-- Start MATERIAL SUPPLIED --
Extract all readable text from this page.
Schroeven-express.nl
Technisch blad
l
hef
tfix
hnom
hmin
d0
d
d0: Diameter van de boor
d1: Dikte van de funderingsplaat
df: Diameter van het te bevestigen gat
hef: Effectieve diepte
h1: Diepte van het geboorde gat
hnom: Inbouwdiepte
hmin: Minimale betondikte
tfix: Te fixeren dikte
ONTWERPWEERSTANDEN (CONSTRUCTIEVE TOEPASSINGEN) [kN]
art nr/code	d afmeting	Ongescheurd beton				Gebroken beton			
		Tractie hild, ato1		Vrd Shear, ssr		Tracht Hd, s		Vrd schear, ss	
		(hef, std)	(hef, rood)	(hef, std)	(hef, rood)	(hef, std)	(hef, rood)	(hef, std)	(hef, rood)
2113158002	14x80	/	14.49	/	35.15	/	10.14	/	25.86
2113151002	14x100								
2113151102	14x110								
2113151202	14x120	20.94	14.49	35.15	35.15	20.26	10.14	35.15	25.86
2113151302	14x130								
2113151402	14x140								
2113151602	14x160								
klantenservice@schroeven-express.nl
-- End MATERIAL SUPPLIED --
Above are some records. Report the number of their lines that include "Diameter", and add nothing else.

2